What you should do
Extract and list every line that contains the word "Assistant".
((
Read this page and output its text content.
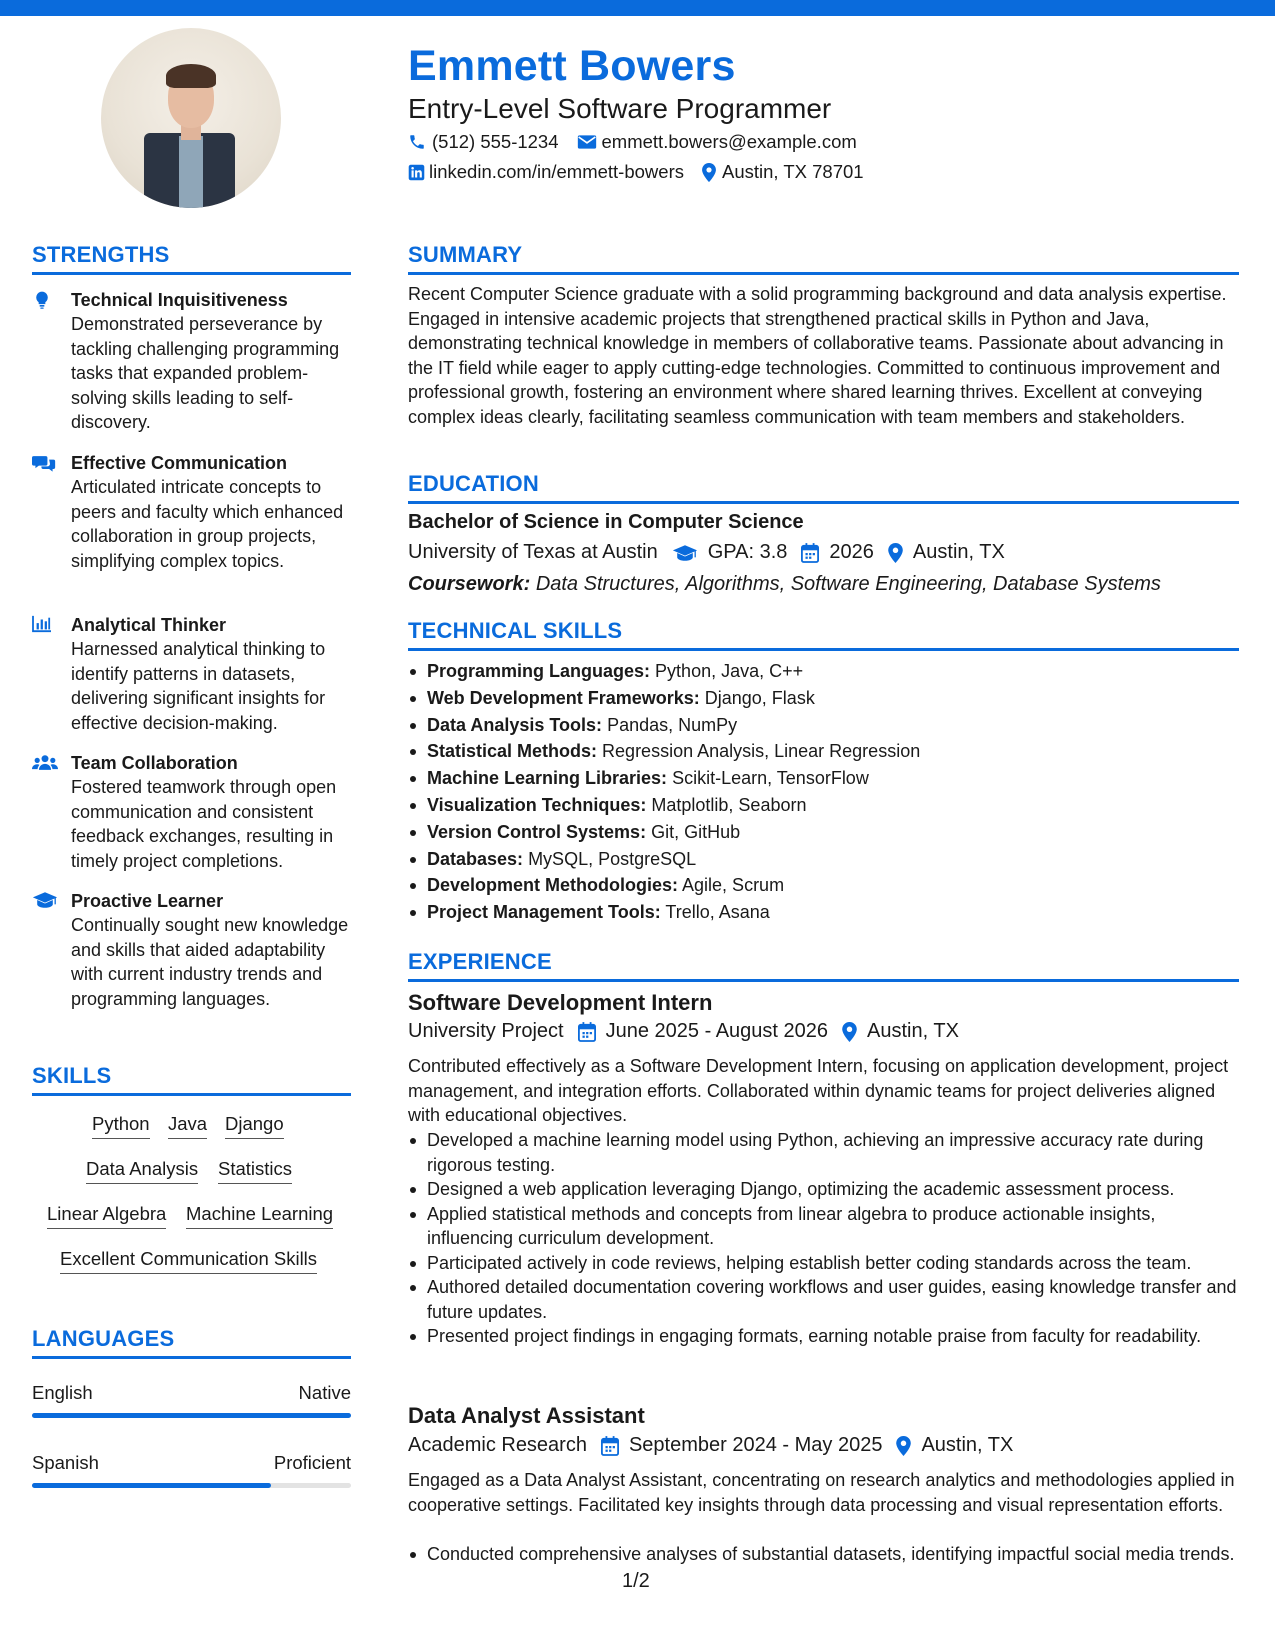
Emmett Bowers
Entry-Level Software Programmer
(512) 555-1234 emmett.bowers@example.com
linkedin.com/in/emmett-bowers Austin, TX 78701
STRENGTHS
Technical Inquisitiveness
Demonstrated perseverance by tackling challenging programming tasks that expanded problem-solving skills leading to self-discovery.
Effective Communication
Articulated intricate concepts to peers and faculty which enhanced collaboration in group projects, simplifying complex topics.
Analytical Thinker
Harnessed analytical thinking to identify patterns in datasets, delivering significant insights for effective decision-making.
Team Collaboration
Fostered teamwork through open communication and consistent feedback exchanges, resulting in timely project completions.
Proactive Learner
Continually sought new knowledge and skills that aided adaptability with current industry trends and programming languages.
SKILLS
Python Java Django
Data Analysis Statistics
Linear Algebra Machine Learning
Excellent Communication Skills
LANGUAGES
English	Native
Spanish	Proficient
SUMMARY
Recent Computer Science graduate with a solid programming background and data analysis expertise. Engaged in intensive academic projects that strengthened practical skills in Python and Java, demonstrating technical knowledge in members of collaborative teams. Passionate about advancing in the IT field while eager to apply cutting-edge technologies. Committed to continuous improvement and professional growth, fostering an environment where shared learning thrives. Excellent at conveying complex ideas clearly, facilitating seamless communication with team members and stakeholders.
EDUCATION
Bachelor of Science in Computer Science
University of Texas at Austin	GPA: 3.8 2026 Austin, TX
Coursework: Data Structures, Algorithms, Software Engineering, Database Systems
TECHNICAL SKILLS
Programming Languages: Python, Java, C++
Web Development Frameworks: Django, Flask
Data Analysis Tools: Pandas, NumPy
Statistical Methods: Regression Analysis, Linear Regression
Machine Learning Libraries: Scikit-Learn, TensorFlow
Visualization Techniques: Matplotlib, Seaborn
Version Control Systems: Git, GitHub
Databases: MySQL, PostgreSQL
Development Methodologies: Agile, Scrum
Project Management Tools: Trello, Asana
EXPERIENCE
Software Development Intern
University Project June 2025 - August 2026 Austin, TX
Contributed effectively as a Software Development Intern, focusing on application development, project management, and integration efforts. Collaborated within dynamic teams for project deliveries aligned with educational objectives.
Developed a machine learning model using Python, achieving an impressive accuracy rate during rigorous testing.
Designed a web application leveraging Django, optimizing the academic assessment process.
Applied statistical methods and concepts from linear algebra to produce actionable insights, influencing curriculum development.
Participated actively in code reviews, helping establish better coding standards across the team.
Authored detailed documentation covering workflows and user guides, easing knowledge transfer and future updates.
Presented project findings in engaging formats, earning notable praise from faculty for readability.
Data Analyst Assistant
Academic Research September 2024 - May 2025 Austin, TX
Engaged as a Data Analyst Assistant, concentrating on research analytics and methodologies applied in cooperative settings. Facilitated key insights through data processing and visual representation efforts.
Conducted comprehensive analyses of substantial datasets, identifying impactful social media trends.
1/2
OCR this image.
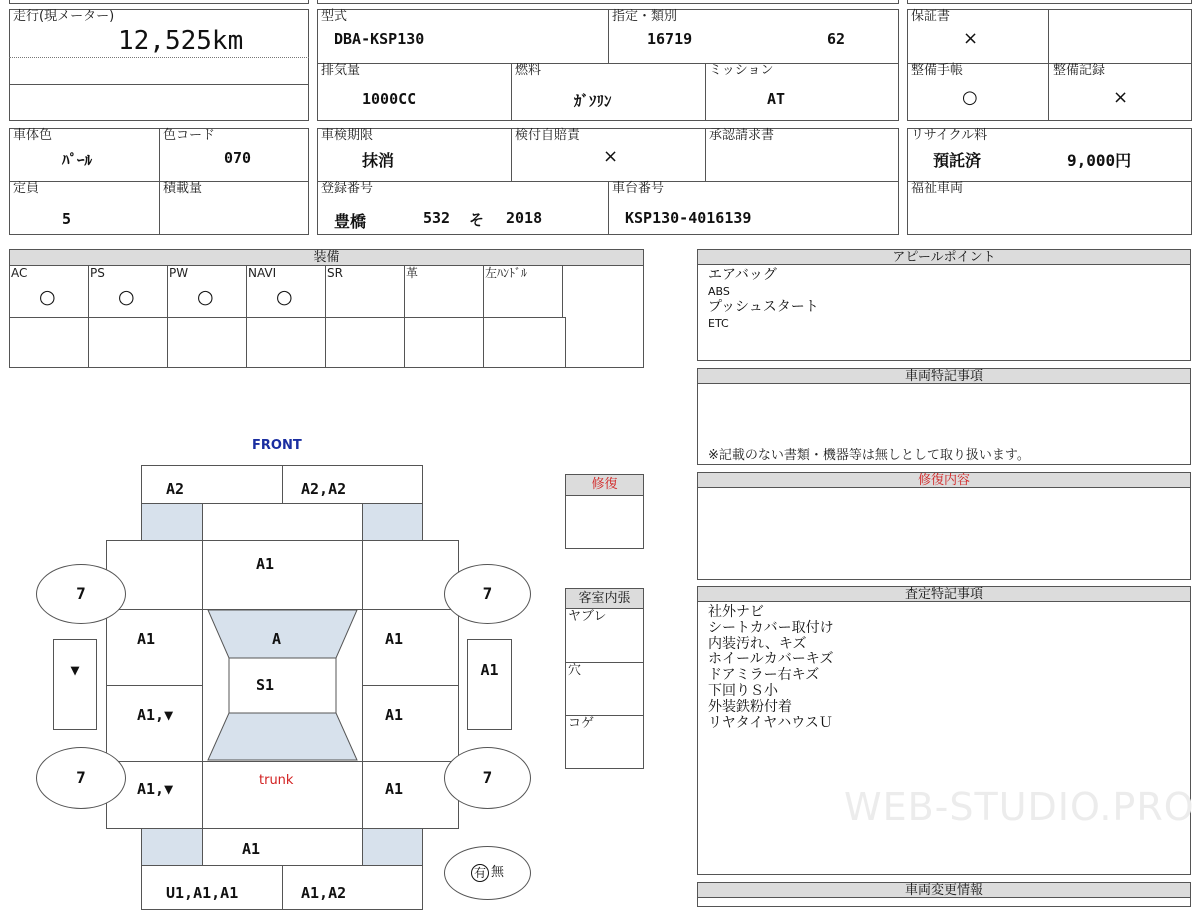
走行(現メーター)
12,525km
型式
DBA-KSP130
指定・類別
16719	62
排気量
1000CC
燃料
ｶﾞｿﾘﾝ
ミッション
AT
保証書
×
整備手帳
○
整備記録
×
車体色
ﾊﾟｰﾙ
色コード
070
定員
5
積載量
車検期限
抹消
検付自賠責
×
承認請求書
登録番号
豊橋	532 そ 2018
車台番号
KSP130-4016139
リサイクル料
預託済	9,000円
福祉車両
装備
AC
○
PS
○
PW
○
NAVI
○
SR	革	左ﾊﾝﾄﾞﾙ
アピールポイント
エアバッグ
ABS
プッシュスタート
ETC
車両特記事項
※記載のない書類・機器等は無しとして取り扱います。
修復内容
査定特記事項
社外ナビ
シートカバー取付け
内装汚れ、キズ
ホイールカバーキズ
ドアミラー右キズ
下回りＳ小
外装鉄粉付着
リヤタイヤハウスＵ
WEB-STUDIO.PRO
車両変更情報
修復
客室内張
ヤブレ
穴
コゲ
FRONT
A2	A2,A2
A1
A
S1
A1
A1,▼
A1,▼
A1
A1
A1
trunk
▼	A1
7	7
7	7
A1
U1,A1,A1	A1,A2
有 無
))
Problem solution
Data Analyst Assistant
Engaged as a Data Analyst Assistant, concentrating on research analytics and methodologies applied in cooperative settings. Facilitated key insights through data processing and visual representation efforts.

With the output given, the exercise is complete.